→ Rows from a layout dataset
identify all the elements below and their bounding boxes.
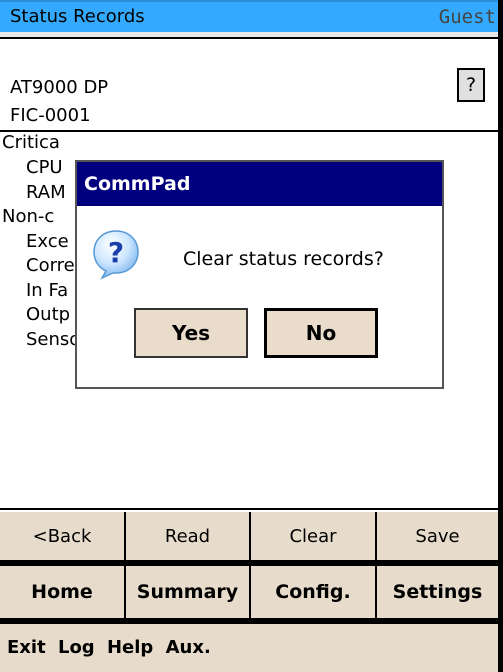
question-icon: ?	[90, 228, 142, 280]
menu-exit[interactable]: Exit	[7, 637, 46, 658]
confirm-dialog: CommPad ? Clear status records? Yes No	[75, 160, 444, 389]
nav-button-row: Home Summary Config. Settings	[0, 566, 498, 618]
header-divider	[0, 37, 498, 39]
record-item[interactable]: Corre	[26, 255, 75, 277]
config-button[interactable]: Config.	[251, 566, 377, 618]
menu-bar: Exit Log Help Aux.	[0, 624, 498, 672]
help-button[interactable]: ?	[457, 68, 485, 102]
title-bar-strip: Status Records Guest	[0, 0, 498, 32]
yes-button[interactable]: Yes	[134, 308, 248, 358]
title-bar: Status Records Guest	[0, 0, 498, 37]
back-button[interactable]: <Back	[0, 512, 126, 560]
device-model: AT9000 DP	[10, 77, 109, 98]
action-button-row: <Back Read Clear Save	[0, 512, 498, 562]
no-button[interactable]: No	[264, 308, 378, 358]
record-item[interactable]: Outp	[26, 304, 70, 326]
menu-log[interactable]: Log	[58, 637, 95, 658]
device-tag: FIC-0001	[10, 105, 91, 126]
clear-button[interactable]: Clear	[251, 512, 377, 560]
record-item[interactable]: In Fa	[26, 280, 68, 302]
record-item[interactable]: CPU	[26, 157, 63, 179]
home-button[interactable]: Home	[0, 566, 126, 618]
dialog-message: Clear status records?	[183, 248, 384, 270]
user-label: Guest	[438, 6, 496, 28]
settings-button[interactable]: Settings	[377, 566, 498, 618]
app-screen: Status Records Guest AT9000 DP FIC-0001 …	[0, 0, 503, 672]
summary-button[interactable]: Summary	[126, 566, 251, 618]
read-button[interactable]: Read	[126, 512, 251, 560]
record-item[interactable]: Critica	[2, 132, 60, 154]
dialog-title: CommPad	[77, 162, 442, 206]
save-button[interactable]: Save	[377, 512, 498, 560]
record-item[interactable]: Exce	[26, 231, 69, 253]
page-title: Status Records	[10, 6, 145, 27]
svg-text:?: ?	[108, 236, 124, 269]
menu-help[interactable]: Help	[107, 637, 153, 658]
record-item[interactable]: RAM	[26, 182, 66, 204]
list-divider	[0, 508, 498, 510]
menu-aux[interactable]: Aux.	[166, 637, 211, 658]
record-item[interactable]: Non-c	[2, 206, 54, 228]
* * *
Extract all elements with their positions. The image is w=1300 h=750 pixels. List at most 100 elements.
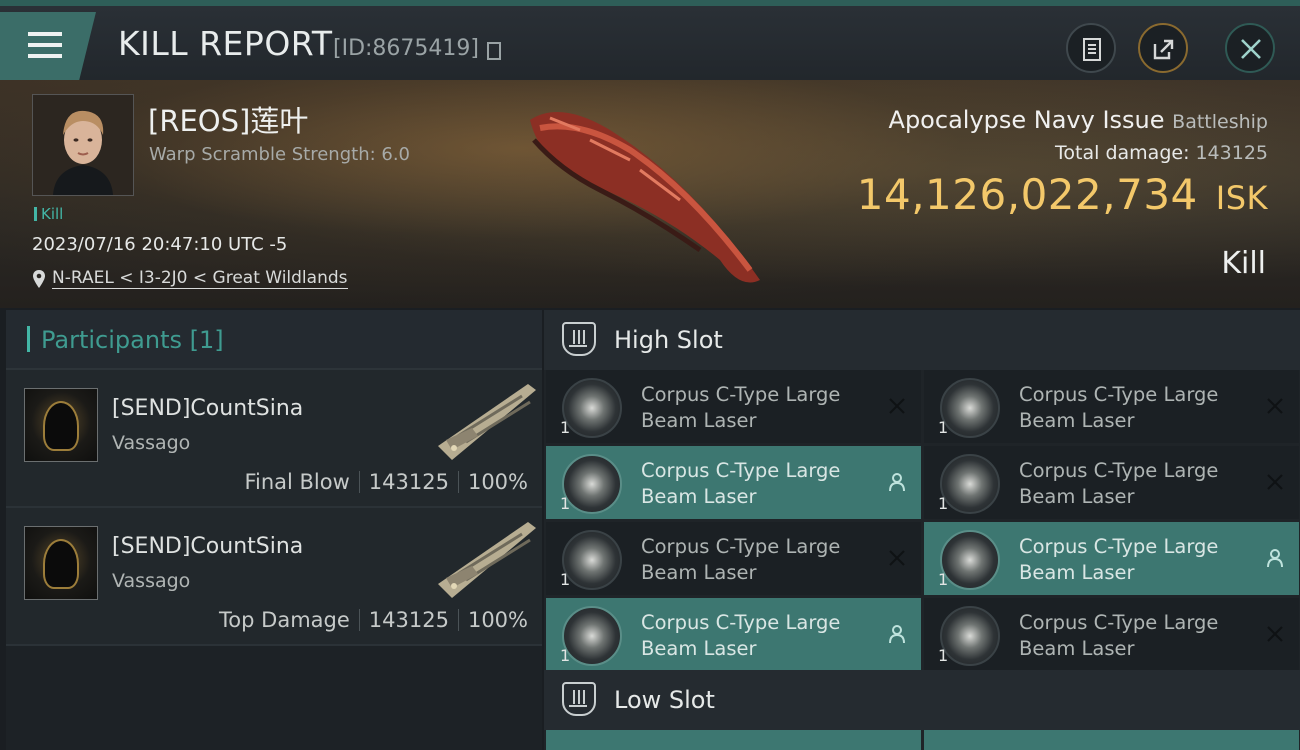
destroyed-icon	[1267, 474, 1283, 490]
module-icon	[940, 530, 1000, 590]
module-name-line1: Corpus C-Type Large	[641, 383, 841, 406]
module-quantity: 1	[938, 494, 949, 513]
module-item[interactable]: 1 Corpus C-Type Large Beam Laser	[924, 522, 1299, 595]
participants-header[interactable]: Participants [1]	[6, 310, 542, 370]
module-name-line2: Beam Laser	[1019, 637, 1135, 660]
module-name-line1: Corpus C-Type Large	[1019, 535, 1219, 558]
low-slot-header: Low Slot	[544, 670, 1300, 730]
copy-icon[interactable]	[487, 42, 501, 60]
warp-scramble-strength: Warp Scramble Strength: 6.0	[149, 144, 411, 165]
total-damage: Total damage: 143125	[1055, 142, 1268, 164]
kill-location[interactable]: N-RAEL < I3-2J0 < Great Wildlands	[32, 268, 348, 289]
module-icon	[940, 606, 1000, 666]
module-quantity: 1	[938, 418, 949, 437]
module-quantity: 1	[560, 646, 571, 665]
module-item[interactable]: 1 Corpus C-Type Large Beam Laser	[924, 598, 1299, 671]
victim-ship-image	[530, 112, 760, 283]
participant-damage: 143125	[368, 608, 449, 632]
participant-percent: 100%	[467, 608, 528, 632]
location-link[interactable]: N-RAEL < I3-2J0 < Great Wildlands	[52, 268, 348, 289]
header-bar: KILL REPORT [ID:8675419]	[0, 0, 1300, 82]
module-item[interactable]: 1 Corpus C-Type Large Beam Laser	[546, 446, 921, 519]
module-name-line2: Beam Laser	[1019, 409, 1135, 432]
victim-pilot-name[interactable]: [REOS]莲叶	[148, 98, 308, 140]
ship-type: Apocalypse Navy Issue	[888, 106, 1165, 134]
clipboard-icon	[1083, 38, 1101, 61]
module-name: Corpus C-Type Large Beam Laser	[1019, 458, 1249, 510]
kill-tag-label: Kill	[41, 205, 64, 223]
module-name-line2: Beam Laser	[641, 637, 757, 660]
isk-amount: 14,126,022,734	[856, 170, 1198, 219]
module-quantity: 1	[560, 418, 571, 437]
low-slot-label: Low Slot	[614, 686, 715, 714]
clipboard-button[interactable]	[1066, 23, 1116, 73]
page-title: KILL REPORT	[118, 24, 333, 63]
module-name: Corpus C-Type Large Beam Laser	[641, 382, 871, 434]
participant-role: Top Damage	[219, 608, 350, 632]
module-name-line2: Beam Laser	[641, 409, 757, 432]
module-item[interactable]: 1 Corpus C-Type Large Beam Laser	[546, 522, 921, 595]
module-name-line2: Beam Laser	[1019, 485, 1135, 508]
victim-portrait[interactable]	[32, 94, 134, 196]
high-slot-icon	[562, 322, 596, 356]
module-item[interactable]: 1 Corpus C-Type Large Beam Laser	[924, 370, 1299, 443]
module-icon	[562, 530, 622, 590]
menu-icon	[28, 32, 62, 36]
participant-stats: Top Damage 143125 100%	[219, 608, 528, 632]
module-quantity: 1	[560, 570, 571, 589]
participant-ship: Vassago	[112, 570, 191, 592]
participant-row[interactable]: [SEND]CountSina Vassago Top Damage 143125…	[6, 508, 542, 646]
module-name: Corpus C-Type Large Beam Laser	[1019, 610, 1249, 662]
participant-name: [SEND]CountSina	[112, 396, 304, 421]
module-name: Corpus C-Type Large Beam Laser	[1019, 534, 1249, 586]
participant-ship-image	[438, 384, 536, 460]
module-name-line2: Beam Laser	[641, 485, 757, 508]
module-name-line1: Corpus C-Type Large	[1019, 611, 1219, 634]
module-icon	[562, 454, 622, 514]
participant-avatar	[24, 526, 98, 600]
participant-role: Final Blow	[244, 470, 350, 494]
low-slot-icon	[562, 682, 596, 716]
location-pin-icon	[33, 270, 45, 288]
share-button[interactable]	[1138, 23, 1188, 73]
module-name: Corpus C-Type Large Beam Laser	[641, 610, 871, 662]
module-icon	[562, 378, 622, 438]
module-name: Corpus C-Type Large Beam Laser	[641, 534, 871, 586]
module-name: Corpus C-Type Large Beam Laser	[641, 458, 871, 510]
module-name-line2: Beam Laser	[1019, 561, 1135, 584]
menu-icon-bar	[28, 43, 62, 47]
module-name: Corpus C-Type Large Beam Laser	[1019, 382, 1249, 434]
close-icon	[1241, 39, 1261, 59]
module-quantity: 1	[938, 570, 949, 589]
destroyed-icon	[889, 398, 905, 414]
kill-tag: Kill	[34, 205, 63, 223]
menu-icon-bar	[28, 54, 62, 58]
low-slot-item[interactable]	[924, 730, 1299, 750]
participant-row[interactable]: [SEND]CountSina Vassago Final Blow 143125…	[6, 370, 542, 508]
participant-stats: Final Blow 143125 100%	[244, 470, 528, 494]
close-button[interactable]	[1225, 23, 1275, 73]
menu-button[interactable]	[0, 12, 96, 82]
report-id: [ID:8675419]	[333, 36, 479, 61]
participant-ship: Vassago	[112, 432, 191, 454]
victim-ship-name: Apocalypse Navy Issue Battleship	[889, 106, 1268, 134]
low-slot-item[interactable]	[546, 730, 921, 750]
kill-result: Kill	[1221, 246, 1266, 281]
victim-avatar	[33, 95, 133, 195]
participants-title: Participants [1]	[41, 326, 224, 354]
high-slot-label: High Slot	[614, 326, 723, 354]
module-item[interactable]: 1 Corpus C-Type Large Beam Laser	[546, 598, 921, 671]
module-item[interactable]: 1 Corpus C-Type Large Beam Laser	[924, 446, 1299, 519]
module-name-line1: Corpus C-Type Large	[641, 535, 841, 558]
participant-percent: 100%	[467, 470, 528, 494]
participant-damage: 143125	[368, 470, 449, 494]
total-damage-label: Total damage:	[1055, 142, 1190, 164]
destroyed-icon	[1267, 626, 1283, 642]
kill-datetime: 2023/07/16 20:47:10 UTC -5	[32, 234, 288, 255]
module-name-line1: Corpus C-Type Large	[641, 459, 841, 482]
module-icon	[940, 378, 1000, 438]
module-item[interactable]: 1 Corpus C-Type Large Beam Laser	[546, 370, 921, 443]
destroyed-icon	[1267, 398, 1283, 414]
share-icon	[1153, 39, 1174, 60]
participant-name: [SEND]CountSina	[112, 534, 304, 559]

→ The problem
Repeat the data lines verbatim, covering the stretch from the line that contains "474, 1283, 490]" through the line that contains "522, 1299, 595]", both included.

→ Written answer
destroyed-icon	[1267, 474, 1283, 490]
module-icon	[940, 530, 1000, 590]
module-name-line1: Corpus C-Type Large	[641, 383, 841, 406]
module-quantity: 1	[938, 494, 949, 513]
module-item[interactable]: 1 Corpus C-Type Large Beam Laser	[924, 522, 1299, 595]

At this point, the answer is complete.